**DATASET RECORDS:**
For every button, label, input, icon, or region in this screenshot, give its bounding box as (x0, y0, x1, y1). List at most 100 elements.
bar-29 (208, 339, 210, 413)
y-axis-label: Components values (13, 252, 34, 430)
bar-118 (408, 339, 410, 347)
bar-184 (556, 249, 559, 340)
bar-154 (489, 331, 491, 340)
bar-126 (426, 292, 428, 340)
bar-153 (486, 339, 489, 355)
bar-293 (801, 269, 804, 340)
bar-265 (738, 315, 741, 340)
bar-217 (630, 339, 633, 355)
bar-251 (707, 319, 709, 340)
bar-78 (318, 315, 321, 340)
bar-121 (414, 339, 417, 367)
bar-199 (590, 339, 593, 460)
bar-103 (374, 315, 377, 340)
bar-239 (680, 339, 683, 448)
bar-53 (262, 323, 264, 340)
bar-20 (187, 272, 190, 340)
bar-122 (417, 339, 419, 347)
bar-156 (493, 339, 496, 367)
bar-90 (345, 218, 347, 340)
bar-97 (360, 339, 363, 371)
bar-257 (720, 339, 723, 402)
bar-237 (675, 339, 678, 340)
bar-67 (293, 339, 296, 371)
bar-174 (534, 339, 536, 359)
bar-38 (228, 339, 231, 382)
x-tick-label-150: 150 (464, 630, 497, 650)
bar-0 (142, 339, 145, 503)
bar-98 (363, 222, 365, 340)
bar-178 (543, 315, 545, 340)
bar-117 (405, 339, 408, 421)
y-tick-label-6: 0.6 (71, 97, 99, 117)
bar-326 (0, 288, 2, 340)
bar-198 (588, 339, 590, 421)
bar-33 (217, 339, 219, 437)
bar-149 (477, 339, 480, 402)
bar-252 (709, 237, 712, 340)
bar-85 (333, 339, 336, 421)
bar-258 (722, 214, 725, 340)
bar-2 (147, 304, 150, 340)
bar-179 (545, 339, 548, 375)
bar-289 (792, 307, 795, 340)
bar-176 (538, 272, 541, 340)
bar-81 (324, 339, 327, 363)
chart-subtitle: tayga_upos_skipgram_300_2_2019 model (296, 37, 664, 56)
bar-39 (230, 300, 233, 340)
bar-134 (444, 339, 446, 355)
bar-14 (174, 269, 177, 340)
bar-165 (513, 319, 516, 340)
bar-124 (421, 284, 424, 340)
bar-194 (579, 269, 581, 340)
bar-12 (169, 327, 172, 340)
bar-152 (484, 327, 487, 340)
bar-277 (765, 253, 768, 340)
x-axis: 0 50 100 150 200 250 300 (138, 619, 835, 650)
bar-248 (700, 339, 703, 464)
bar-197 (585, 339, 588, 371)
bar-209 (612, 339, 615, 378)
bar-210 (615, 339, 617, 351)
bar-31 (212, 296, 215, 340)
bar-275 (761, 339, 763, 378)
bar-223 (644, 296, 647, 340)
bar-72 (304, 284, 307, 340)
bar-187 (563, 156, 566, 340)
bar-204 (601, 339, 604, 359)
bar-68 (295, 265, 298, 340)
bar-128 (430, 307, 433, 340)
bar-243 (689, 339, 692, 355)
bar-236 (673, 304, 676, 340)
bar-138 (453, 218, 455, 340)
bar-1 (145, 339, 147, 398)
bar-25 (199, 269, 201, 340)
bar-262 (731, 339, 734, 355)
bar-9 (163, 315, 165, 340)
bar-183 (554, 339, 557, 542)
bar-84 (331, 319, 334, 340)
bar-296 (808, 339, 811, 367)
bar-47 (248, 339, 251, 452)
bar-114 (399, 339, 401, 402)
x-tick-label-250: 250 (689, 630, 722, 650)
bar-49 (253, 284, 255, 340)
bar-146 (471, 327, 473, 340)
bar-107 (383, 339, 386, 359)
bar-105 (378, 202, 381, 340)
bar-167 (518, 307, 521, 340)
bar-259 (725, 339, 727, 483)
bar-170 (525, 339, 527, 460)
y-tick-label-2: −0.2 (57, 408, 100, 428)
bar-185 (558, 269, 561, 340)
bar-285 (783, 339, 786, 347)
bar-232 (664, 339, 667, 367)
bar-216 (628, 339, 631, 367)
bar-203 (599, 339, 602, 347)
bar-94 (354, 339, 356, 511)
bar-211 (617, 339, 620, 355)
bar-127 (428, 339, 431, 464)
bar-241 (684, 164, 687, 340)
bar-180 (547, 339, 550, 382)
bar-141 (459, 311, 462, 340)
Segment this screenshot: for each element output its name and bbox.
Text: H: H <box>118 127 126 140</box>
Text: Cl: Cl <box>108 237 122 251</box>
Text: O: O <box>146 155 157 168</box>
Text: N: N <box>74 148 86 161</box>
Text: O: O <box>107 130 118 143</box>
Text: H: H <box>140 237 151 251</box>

**TO BE DONE:** Copy the listing word for word, from its first line through the line holding "bar-20 (187, 272, 190, 340)", with both of those lines included.

**TASK ANSWER:**
For every button, label, input, icon, or region in this screenshot, give its bounding box as (x0, y0, x1, y1). List at most 100 elements.
bar-29 (208, 339, 210, 413)
y-axis-label: Components values (13, 252, 34, 430)
bar-118 (408, 339, 410, 347)
bar-184 (556, 249, 559, 340)
bar-154 (489, 331, 491, 340)
bar-126 (426, 292, 428, 340)
bar-153 (486, 339, 489, 355)
bar-293 (801, 269, 804, 340)
bar-265 (738, 315, 741, 340)
bar-217 (630, 339, 633, 355)
bar-251 (707, 319, 709, 340)
bar-78 (318, 315, 321, 340)
bar-121 (414, 339, 417, 367)
bar-199 (590, 339, 593, 460)
bar-103 (374, 315, 377, 340)
bar-239 (680, 339, 683, 448)
bar-53 (262, 323, 264, 340)
bar-20 (187, 272, 190, 340)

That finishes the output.